• Request
Collect every line in the records below that contains the word "temple".

***

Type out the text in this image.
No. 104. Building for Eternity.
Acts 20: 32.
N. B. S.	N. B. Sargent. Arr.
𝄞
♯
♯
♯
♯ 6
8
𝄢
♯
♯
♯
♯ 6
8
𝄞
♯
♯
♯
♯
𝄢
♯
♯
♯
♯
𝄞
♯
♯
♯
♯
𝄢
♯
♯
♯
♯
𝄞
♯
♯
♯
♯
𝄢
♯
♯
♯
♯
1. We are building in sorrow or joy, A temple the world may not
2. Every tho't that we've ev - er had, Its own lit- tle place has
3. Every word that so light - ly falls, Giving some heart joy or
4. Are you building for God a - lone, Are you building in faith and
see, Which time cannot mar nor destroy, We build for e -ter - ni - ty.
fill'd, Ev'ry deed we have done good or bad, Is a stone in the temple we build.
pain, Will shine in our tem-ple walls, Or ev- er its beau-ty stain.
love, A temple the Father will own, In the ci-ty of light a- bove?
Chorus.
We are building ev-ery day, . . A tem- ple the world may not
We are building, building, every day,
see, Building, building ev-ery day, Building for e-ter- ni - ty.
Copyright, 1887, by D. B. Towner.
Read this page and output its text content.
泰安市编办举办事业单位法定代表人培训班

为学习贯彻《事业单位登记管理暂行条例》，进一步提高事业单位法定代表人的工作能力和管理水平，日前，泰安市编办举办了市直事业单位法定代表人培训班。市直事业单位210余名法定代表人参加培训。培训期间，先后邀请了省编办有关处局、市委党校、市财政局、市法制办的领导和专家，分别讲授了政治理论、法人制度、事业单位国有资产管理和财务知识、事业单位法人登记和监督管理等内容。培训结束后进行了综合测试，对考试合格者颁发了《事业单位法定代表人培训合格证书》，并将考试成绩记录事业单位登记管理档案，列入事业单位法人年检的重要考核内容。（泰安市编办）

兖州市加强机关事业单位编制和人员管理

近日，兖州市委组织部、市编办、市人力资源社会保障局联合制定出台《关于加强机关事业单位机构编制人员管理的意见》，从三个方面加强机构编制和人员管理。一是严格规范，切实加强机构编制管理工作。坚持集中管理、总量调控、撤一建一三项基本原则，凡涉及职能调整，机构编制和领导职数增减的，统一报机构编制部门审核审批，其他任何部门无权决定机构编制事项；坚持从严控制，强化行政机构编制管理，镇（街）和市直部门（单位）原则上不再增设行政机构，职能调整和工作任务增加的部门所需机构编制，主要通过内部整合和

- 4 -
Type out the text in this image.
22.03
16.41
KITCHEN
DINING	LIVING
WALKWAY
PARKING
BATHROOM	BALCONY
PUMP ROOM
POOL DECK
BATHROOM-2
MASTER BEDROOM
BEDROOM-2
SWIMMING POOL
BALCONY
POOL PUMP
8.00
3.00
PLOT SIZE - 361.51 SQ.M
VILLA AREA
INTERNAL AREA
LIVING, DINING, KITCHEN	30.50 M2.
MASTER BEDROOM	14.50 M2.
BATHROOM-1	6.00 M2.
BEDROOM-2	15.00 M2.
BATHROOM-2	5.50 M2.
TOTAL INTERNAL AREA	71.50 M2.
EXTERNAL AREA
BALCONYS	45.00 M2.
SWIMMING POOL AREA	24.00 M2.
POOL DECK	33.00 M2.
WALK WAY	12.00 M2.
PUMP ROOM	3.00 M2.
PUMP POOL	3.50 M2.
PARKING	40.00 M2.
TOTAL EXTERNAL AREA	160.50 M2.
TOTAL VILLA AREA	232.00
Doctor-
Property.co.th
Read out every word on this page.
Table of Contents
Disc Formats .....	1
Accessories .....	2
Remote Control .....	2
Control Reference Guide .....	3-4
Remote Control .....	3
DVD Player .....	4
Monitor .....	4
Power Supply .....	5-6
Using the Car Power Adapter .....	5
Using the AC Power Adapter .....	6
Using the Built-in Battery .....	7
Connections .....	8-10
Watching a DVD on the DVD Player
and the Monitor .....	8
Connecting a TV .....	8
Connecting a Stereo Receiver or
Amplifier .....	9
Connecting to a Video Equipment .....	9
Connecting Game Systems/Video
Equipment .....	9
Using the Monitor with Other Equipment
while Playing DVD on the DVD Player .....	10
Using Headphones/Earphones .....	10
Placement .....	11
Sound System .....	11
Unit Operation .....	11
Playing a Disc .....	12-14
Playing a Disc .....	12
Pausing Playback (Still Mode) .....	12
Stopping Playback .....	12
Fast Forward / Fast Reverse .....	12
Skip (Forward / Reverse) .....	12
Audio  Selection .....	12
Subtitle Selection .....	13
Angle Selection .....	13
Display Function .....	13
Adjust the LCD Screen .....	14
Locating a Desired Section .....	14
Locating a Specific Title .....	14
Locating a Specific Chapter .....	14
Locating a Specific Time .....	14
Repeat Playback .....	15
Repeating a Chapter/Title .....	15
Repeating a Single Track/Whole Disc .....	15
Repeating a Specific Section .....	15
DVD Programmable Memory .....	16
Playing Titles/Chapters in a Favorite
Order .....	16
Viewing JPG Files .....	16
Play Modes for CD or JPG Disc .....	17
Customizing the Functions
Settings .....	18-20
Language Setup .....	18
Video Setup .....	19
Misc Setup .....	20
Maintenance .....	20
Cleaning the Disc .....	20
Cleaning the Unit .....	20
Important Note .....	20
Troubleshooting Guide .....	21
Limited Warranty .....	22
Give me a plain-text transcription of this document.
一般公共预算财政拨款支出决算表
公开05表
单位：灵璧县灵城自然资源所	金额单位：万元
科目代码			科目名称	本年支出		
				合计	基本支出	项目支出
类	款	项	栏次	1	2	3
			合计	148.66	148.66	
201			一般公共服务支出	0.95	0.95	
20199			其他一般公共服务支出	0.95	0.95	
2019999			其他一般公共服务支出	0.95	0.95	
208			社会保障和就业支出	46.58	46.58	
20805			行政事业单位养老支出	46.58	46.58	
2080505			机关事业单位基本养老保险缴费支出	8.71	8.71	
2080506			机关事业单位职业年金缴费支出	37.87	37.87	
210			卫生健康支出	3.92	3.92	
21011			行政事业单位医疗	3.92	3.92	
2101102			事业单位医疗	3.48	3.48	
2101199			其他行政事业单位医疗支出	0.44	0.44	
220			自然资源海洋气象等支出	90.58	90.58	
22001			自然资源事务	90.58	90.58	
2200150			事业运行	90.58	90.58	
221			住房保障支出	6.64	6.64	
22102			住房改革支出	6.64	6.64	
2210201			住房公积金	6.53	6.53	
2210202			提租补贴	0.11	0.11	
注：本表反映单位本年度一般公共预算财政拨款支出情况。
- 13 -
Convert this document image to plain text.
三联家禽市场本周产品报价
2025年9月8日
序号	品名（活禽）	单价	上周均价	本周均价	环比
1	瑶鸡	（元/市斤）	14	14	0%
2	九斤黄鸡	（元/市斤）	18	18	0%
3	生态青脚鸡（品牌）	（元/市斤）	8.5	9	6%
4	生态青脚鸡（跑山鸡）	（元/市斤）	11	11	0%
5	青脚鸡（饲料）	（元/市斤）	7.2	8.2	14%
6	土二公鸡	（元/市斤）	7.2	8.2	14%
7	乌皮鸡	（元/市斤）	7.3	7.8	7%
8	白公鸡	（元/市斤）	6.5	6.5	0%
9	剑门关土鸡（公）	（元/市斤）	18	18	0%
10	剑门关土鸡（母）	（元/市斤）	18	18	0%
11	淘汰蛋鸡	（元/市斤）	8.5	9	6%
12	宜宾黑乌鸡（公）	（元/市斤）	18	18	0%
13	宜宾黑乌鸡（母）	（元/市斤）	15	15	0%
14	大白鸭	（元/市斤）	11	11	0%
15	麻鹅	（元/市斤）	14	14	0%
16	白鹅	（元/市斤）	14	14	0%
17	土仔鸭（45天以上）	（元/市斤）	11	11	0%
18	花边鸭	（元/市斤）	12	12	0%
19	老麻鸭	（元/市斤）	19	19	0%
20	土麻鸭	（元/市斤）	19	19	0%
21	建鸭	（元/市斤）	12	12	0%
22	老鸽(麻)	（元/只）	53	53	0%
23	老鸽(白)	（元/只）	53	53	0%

***

• Result of the exercise
1. We are building in sorrow or joy, A temple the world may not
fill'd, Ev'ry deed we have done good or bad, Is a stone in the temple we build.
love, A temple the Father will own, In the ci-ty of light a- bove?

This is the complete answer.